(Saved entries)
■ ■ ■

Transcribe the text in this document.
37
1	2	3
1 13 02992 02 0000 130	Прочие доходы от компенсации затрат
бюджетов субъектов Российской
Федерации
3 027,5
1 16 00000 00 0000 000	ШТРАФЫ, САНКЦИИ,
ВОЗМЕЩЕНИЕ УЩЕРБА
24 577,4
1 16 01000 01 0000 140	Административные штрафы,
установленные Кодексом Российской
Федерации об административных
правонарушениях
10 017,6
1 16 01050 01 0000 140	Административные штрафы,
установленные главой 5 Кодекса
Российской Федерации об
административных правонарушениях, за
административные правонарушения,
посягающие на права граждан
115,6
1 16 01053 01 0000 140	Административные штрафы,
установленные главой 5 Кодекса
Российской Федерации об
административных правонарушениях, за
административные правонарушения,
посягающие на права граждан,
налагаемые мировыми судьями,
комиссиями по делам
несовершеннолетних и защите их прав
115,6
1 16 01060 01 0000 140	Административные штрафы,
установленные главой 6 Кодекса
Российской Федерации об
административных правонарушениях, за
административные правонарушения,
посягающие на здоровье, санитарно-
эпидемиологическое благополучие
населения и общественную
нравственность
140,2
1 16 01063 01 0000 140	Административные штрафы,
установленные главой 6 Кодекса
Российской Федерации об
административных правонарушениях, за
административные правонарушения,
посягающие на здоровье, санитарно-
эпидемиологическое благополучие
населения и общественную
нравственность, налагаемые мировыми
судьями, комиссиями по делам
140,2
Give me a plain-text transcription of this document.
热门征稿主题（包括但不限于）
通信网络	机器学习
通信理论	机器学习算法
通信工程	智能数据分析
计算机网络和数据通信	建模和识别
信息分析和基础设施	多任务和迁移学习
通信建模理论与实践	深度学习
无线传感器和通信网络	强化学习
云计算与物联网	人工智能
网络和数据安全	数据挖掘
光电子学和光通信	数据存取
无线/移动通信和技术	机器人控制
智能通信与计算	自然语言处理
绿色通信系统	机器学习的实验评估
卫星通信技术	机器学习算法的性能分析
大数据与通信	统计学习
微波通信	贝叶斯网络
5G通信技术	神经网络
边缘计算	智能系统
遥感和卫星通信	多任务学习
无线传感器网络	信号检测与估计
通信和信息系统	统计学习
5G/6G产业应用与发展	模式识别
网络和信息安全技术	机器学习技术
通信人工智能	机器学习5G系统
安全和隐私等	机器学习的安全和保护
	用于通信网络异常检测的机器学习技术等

■ ■ ■

**Exercise prompt**
Repeat the data above, word for word.

**The answer**
Transcribe the text in this document.
37
1	2	3
1 13 02992 02 0000 130	Прочие доходы от компенсации затрат
бюджетов субъектов Российской
Федерации
3 027,5
1 16 00000 00 0000 000	ШТРАФЫ, САНКЦИИ,
ВОЗМЕЩЕНИЕ УЩЕРБА
24 577,4
1 16 01000 01 0000 140	Административные штрафы,
установленные Кодексом Российской
Федерации об административных
правонарушениях
10 017,6
1 16 01050 01 0000 140	Административные штрафы,
установленные главой 5 Кодекса
Российской Федерации об
административных правонарушениях, за
административные правонарушения,
посягающие на права граждан
115,6
1 16 01053 01 0000 140	Административные штрафы,
установленные главой 5 Кодекса
Российской Федерации об
административных правонарушениях, за
административные правонарушения,
посягающие на права граждан,
налагаемые мировыми судьями,
комиссиями по делам
несовершеннолетних и защите их прав
115,6
1 16 01060 01 0000 140	Административные штрафы,
установленные главой 6 Кодекса
Российской Федерации об
административных правонарушениях, за
административные правонарушения,
посягающие на здоровье, санитарно-
эпидемиологическое благополучие
населения и общественную
нравственность
140,2
1 16 01063 01 0000 140	Административные штрафы,
установленные главой 6 Кодекса
Российской Федерации об
административных правонарушениях, за
административные правонарушения,
посягающие на здоровье, санитарно-
эпидемиологическое благополучие
населения и общественную
нравственность, налагаемые мировыми
судьями, комиссиями по делам
140,2
Give me a plain-text transcription of this document.
热门征稿主题（包括但不限于）
通信网络	机器学习
通信理论	机器学习算法
通信工程	智能数据分析
计算机网络和数据通信	建模和识别
信息分析和基础设施	多任务和迁移学习
通信建模理论与实践	深度学习
无线传感器和通信网络	强化学习
云计算与物联网	人工智能
网络和数据安全	数据挖掘
光电子学和光通信	数据存取
无线/移动通信和技术	机器人控制
智能通信与计算	自然语言处理
绿色通信系统	机器学习的实验评估
卫星通信技术	机器学习算法的性能分析
大数据与通信	统计学习
微波通信	贝叶斯网络
5G通信技术	神经网络
边缘计算	智能系统
遥感和卫星通信	多任务学习
无线传感器网络	信号检测与估计
通信和信息系统	统计学习
5G/6G产业应用与发展	模式识别
网络和信息安全技术	机器学习技术
通信人工智能	机器学习5G系统
安全和隐私等	机器学习的安全和保护
	用于通信网络异常检测的机器学习技术等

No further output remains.